WHAT THE TASK REQUIRES: List all lines of the data containing the word "right".

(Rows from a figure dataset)
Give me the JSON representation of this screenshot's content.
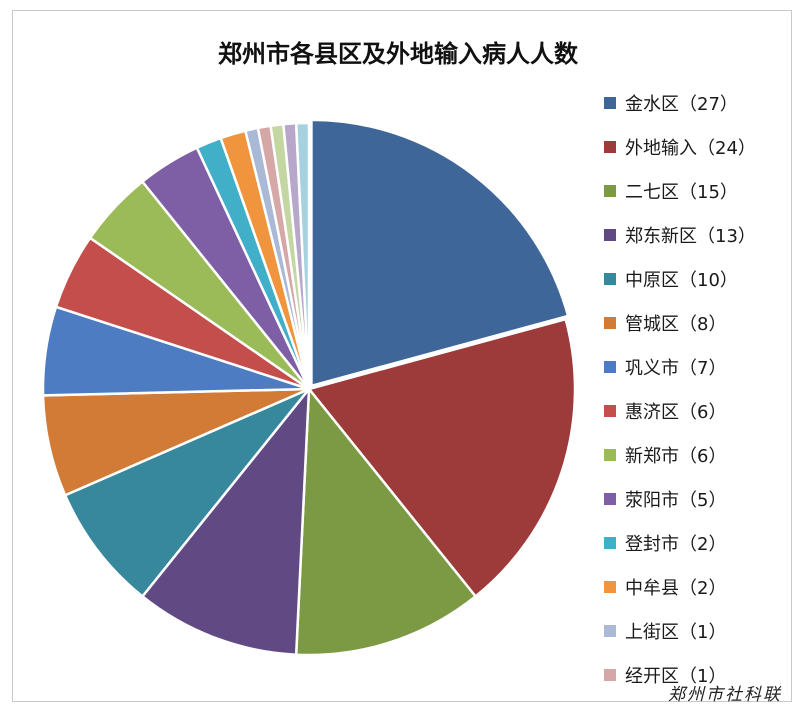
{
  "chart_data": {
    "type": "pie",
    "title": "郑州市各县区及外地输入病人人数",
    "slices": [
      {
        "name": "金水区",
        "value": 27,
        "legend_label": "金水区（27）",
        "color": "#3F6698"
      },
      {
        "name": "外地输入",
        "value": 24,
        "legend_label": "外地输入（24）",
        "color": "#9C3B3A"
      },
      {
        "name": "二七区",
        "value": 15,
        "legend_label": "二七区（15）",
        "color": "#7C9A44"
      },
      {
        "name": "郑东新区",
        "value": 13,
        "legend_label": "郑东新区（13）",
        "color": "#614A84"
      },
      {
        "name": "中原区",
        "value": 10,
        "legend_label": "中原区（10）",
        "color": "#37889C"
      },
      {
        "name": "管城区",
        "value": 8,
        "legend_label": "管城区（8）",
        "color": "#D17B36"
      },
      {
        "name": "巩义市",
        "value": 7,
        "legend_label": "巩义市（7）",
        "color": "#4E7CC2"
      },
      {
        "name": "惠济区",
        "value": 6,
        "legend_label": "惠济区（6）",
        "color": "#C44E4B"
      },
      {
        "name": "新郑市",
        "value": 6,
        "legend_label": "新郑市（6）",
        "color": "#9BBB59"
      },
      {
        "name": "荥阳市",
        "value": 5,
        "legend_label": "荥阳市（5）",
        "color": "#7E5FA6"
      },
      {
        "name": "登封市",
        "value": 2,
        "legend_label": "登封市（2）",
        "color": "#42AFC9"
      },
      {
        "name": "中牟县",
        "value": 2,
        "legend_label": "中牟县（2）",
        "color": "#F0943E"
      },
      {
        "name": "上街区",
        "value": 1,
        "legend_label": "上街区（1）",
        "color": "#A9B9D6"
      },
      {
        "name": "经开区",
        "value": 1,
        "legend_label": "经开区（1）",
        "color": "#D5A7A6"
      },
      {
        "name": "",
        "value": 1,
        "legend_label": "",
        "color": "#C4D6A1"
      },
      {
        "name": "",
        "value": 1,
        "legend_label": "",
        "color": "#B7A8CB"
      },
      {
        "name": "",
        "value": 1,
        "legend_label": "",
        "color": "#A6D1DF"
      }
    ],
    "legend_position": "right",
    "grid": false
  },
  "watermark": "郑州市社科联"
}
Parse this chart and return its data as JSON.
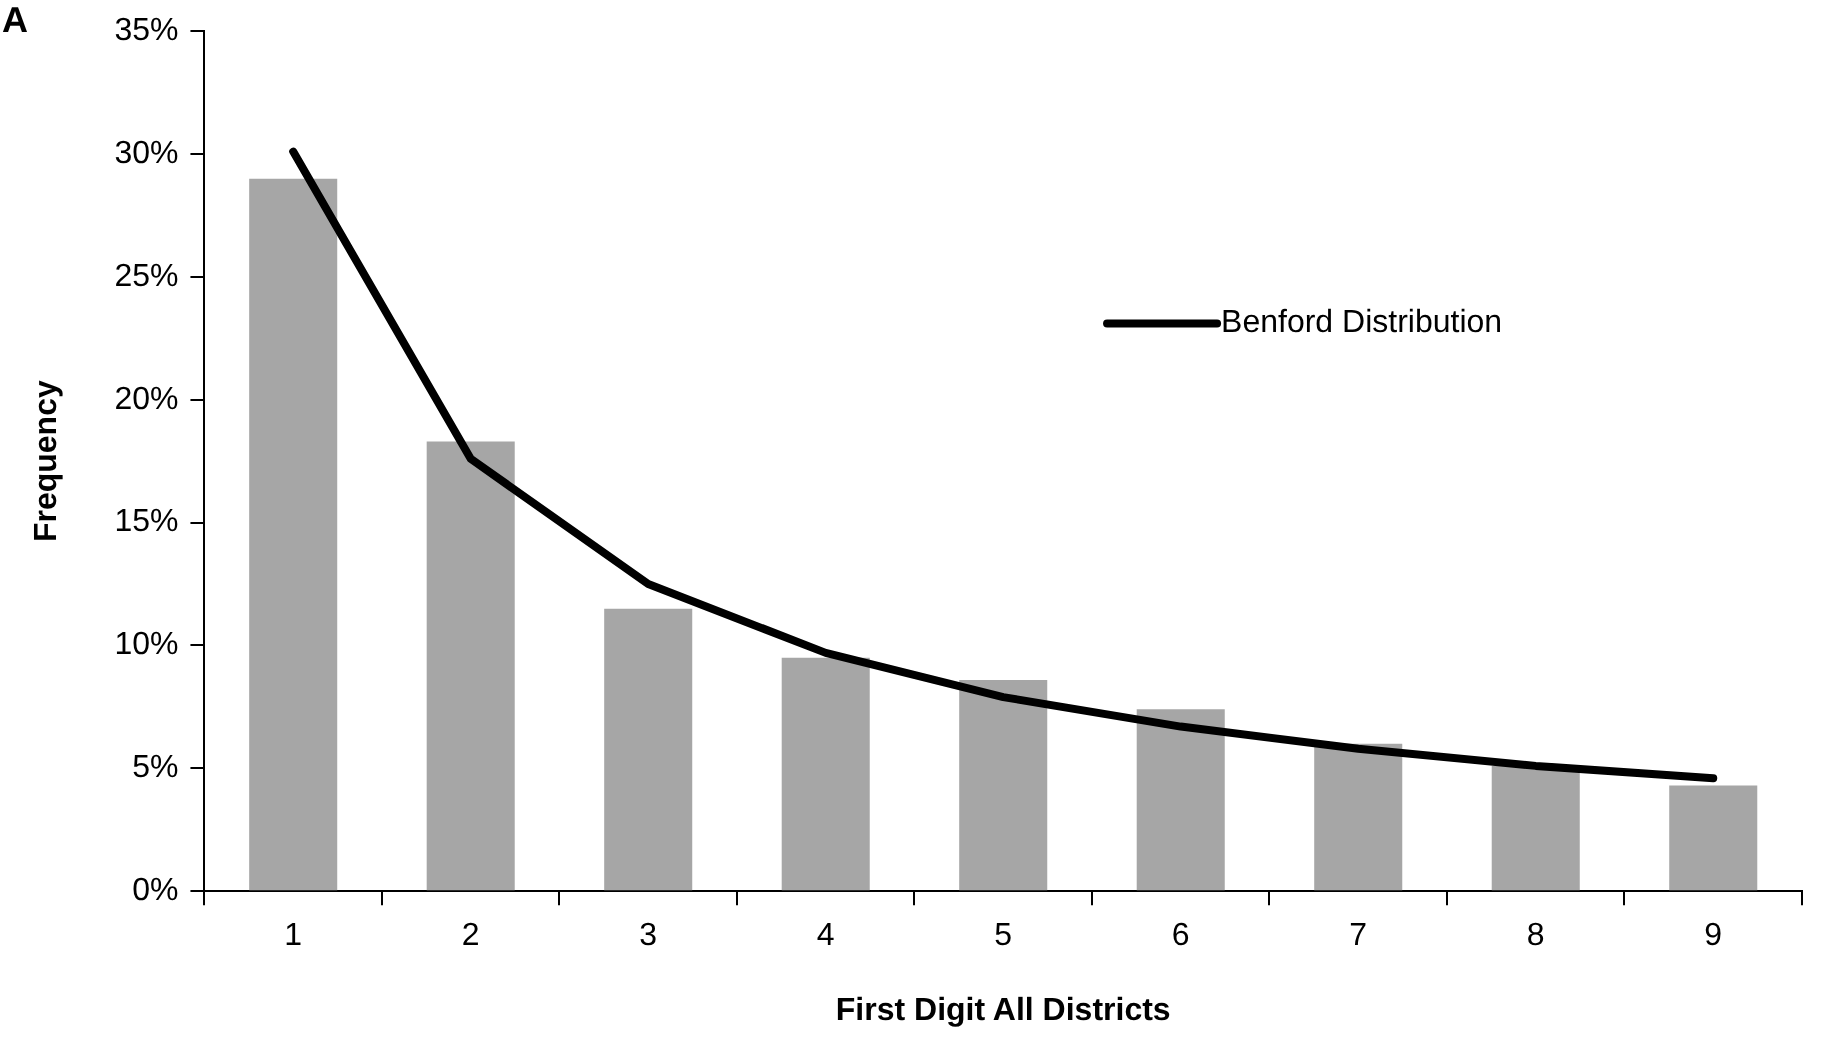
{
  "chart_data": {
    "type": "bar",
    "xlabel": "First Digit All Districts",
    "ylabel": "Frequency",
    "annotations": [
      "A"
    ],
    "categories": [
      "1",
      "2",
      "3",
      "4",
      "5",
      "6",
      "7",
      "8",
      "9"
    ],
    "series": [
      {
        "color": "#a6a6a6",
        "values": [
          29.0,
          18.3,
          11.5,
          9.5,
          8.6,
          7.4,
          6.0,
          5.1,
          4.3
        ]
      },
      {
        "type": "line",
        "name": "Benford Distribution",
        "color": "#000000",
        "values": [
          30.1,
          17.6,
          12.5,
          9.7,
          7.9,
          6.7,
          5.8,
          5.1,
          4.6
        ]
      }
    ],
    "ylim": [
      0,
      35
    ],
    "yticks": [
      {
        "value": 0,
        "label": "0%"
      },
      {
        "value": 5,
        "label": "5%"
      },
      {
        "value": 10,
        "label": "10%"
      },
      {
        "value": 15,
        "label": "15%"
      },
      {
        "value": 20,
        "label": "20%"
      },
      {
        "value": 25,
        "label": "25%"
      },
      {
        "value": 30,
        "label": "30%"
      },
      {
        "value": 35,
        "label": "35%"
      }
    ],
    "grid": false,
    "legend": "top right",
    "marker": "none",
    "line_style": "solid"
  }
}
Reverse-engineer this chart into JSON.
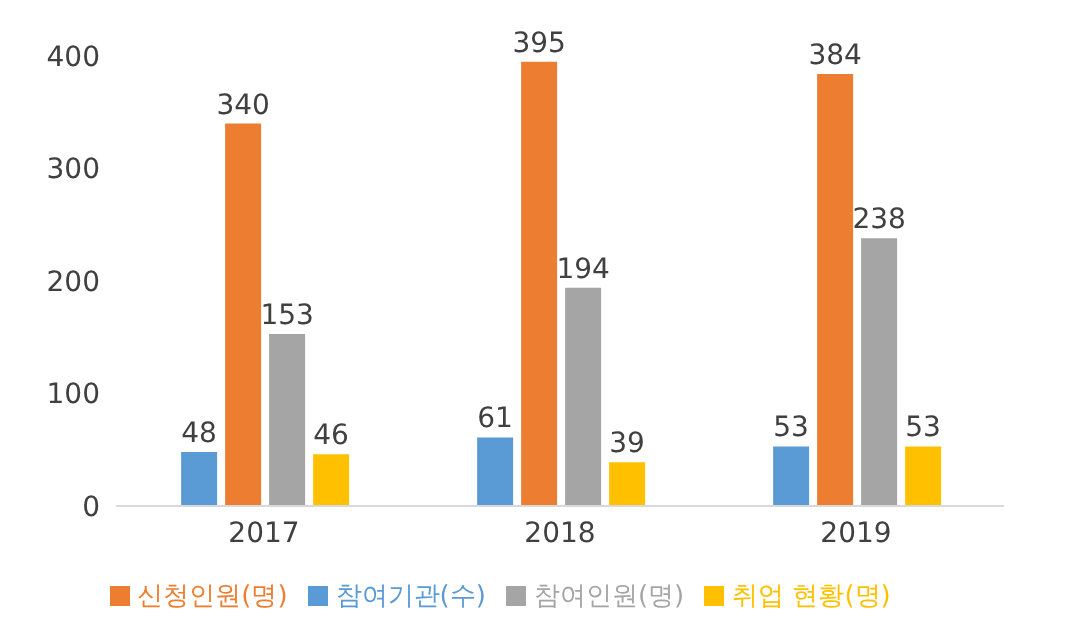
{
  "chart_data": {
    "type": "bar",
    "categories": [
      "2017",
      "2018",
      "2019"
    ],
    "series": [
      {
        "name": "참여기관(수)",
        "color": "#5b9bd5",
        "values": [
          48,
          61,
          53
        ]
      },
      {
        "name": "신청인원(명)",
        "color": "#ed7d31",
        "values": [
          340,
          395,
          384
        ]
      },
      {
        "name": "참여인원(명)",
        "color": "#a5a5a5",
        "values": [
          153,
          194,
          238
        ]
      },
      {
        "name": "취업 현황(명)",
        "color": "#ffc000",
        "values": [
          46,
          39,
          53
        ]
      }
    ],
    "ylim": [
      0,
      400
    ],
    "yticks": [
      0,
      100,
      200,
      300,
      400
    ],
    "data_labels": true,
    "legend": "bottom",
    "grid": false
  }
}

RESULT OF THE EXERCISE:
    "legend_position": "right",
    "legend": "top right",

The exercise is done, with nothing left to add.